→ REQUIREMENTS
All material below is to be reproduced exactly.
— Start RECORDS SHOWN —
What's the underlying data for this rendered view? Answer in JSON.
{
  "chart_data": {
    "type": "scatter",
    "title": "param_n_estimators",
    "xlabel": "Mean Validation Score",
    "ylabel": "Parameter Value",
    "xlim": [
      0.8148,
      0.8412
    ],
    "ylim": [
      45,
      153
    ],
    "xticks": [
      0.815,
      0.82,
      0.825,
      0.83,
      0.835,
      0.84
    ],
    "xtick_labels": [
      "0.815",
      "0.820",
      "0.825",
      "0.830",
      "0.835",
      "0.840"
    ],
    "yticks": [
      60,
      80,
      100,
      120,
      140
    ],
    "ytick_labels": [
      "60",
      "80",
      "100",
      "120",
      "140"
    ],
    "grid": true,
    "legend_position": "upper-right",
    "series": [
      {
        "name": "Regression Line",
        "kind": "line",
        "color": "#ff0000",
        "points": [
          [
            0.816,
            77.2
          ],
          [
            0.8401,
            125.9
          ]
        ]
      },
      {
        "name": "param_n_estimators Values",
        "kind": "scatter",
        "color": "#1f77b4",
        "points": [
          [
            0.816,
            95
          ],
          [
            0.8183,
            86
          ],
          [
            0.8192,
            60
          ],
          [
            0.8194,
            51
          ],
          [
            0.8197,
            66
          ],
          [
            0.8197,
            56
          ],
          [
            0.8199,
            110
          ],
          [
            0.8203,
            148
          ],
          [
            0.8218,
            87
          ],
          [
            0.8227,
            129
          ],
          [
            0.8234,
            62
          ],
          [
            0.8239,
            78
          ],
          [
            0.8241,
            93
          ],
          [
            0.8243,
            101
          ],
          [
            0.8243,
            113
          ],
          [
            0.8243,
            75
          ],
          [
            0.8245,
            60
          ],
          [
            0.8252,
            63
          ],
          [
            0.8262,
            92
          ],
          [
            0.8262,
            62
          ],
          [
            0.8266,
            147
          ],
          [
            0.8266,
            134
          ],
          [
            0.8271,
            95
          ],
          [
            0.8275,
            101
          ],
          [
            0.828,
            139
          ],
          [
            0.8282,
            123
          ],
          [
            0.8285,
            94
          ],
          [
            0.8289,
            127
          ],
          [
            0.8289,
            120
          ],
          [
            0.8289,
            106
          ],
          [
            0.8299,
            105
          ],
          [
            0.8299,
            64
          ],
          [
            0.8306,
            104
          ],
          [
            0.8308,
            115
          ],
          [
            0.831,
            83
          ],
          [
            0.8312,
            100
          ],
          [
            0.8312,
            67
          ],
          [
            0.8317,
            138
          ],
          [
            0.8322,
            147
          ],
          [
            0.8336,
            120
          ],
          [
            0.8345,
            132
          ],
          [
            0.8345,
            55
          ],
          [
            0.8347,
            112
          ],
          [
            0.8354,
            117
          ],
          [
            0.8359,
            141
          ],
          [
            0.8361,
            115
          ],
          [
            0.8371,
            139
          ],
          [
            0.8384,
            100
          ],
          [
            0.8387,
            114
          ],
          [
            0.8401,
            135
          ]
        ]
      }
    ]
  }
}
— End RECORDS SHOWN —
→ TASK SOLUTION
What's the underlying data for this rendered view? Answer in JSON.
{
  "chart_data": {
    "type": "scatter",
    "title": "param_n_estimators",
    "xlabel": "Mean Validation Score",
    "ylabel": "Parameter Value",
    "xlim": [
      0.8148,
      0.8412
    ],
    "ylim": [
      45,
      153
    ],
    "xticks": [
      0.815,
      0.82,
      0.825,
      0.83,
      0.835,
      0.84
    ],
    "xtick_labels": [
      "0.815",
      "0.820",
      "0.825",
      "0.830",
      "0.835",
      "0.840"
    ],
    "yticks": [
      60,
      80,
      100,
      120,
      140
    ],
    "ytick_labels": [
      "60",
      "80",
      "100",
      "120",
      "140"
    ],
    "grid": true,
    "legend_position": "upper-right",
    "series": [
      {
        "name": "Regression Line",
        "kind": "line",
        "color": "#ff0000",
        "points": [
          [
            0.816,
            77.2
          ],
          [
            0.8401,
            125.9
          ]
        ]
      },
      {
        "name": "param_n_estimators Values",
        "kind": "scatter",
        "color": "#1f77b4",
        "points": [
          [
            0.816,
            95
          ],
          [
            0.8183,
            86
          ],
          [
            0.8192,
            60
          ],
          [
            0.8194,
            51
          ],
          [
            0.8197,
            66
          ],
          [
            0.8197,
            56
          ],
          [
            0.8199,
            110
          ],
          [
            0.8203,
            148
          ],
          [
            0.8218,
            87
          ],
          [
            0.8227,
            129
          ],
          [
            0.8234,
            62
          ],
          [
            0.8239,
            78
          ],
          [
            0.8241,
            93
          ],
          [
            0.8243,
            101
          ],
          [
            0.8243,
            113
          ],
          [
            0.8243,
            75
          ],
          [
            0.8245,
            60
          ],
          [
            0.8252,
            63
          ],
          [
            0.8262,
            92
          ],
          [
            0.8262,
            62
          ],
          [
            0.8266,
            147
          ],
          [
            0.8266,
            134
          ],
          [
            0.8271,
            95
          ],
          [
            0.8275,
            101
          ],
          [
            0.828,
            139
          ],
          [
            0.8282,
            123
          ],
          [
            0.8285,
            94
          ],
          [
            0.8289,
            127
          ],
          [
            0.8289,
            120
          ],
          [
            0.8289,
            106
          ],
          [
            0.8299,
            105
          ],
          [
            0.8299,
            64
          ],
          [
            0.8306,
            104
          ],
          [
            0.8308,
            115
          ],
          [
            0.831,
            83
          ],
          [
            0.8312,
            100
          ],
          [
            0.8312,
            67
          ],
          [
            0.8317,
            138
          ],
          [
            0.8322,
            147
          ],
          [
            0.8336,
            120
          ],
          [
            0.8345,
            132
          ],
          [
            0.8345,
            55
          ],
          [
            0.8347,
            112
          ],
          [
            0.8354,
            117
          ],
          [
            0.8359,
            141
          ],
          [
            0.8361,
            115
          ],
          [
            0.8371,
            139
          ],
          [
            0.8384,
            100
          ],
          [
            0.8387,
            114
          ],
          [
            0.8401,
            135
          ]
        ]
      }
    ]
  }
}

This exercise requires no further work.